*** PASSAGEM DO TEXTO ***

Em primeiro lugar, deve dizer-se que na oposição à execução mediante embargos, os ora apelantes não colocaram esta questão.
Acresce que os fundamentos da própria oposição se prendem com a ineptidão da petição inicial por não constar da mesma a natureza, origem ou causa da dívida, sendo ainda invocada a ilegitimidade da executada mulher e a inexistência do título executivo por os documentos que servem de base à execução serem cópias certificadas e não os originais, não estando posta em causa a exigibilidade ou a liquidação da obrigação exequenda.
Conforme referem Abrantes Geraldes e outros, in obra citada, pág. 93, a razão de ser desta alínea prende-se com a certificação das condições de procedência, ou seja, “havendo alguma divergência séria em torno da exigibilidade da obrigação ou do montante da quantia exequenda, o prosseguimento da execução sem a certificação dessas condições de procedência, é suscetível de expor o executado a um risco significativo, justificando, em face das concretas circunstâncias, a suspensão da instância executiva”. Exige-se, no entanto, que o embargante suporte a alegação numa versão factual verosímil, conforme às regras da experiência, apresentando logo meios de prova com forte valor probatório, sob pena de não se poder afastar a regra de que a suspensão da execução apenas se pode obter mediante a prévia prestação de caução.
Ora, nada disso acontece nos presentes autos, em que os fundamentos da oposição são de caráter marcadamente formal – ineptidão, ilegitimidade – e o único elemento de prova junto é uma carta enviada pela advogada ao exequente.
Veja-se que, no que diz respeito à impugnação da exigibilidade da obrigação exequenda, prevista no artigo 733º, n.º 1, al. c), do CPC, haverá que ter presente o estatuído no artigo 713º do mesmo diploma, a propósito dos requisitos da obrigação exequenda, no qual se refere que ela deve ser certa, exigível e líquida, em face do título executivo. A obrigação que se pretende executar tem de ser exigível, isto é, tem de estar vencida (mas, obviamente, ainda não cumprida). Sempre que a obrigação preencha este requisito o credor pode promover a execução, a fim de lograr a satisfação coativa do seu direito.
Como decorre do requerimento executivo, o executado foi interpelado para pagar, não tendo liquidado qualquer valor.
Ora, advertindo para as “redobradas cautelas” a ter na aplicação do invocado fundamento de suspensão da execução, Virgínio da Costa Ribeiro e Sérgio Rebelo, citados no Acórdão da Relação de Guimarães de 15/12/2022, processo n.º 31/22.0T8VNC-C.G1 (Alcides Rodrigues), in www.dgsi.pt, salientam que não se deverá perder de vista que o legislador pretendeu que a suspensão da execução, em consequência do recebimento dos embargos de executado, constitua uma situação excecional e não a regra. Daí ter de haver também uma particular exigência na admissibilidade da suspensão da execução com fundamento na al. c) do n.º 1 do artigo 733º do CPC.

*** DADOS DE ORIGEM ***

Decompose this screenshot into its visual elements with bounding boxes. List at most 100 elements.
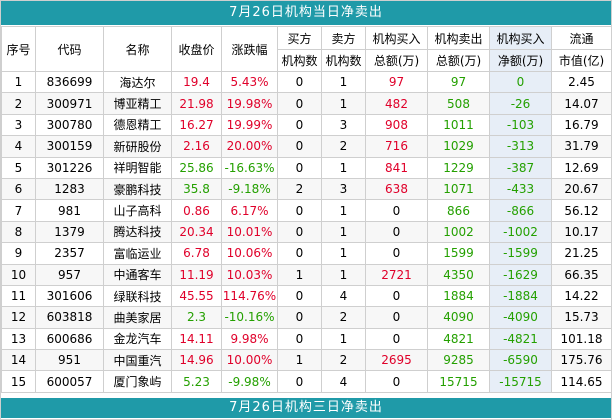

***

* [LISTA DE TAREFAS]
1 – No excerto sobre a suspensão da execução, qual é o único elemento de prova junto aos autos?
2 – Prossiga o excerto sobre a suspensão da execução a partir da última frase apresentada.

* [RESULTADOS POR TAREFA]
1 – Uma carta enviada pela advogada ao exequente.

2 –
E esse vem sendo o entendimento da jurisprudência.
Veja-se o Acórdão da Relação de Coimbra de 05/05/2015 (relator Manuel Capelo), in www.dgsi.pt, «[d]eixando o art. 733º, nº1, al.c) do CPC ao critério do juiz a consideração de entender ou não como justificado suspender a execução sem prestação de caução, em face da regra restritiva que é a de os embargos não suspenderem a execução (a não ser mediante caução), não bastará a impugnação da existência, validade, vencimento, liquidez ou exigibilidade da prestação exequenda para obter a suspensão sem caução, exigindo-se que dos termos da impugnação, confrontados com os elementos de apreciação, maxime o título executivo, nesse momento liminar do recebimento dos embargos, se revele algo de importante e manifesto que dispense o imperativo de colocar o exequente a coberto dos riscos da demora no prosseguimento da ação executiva».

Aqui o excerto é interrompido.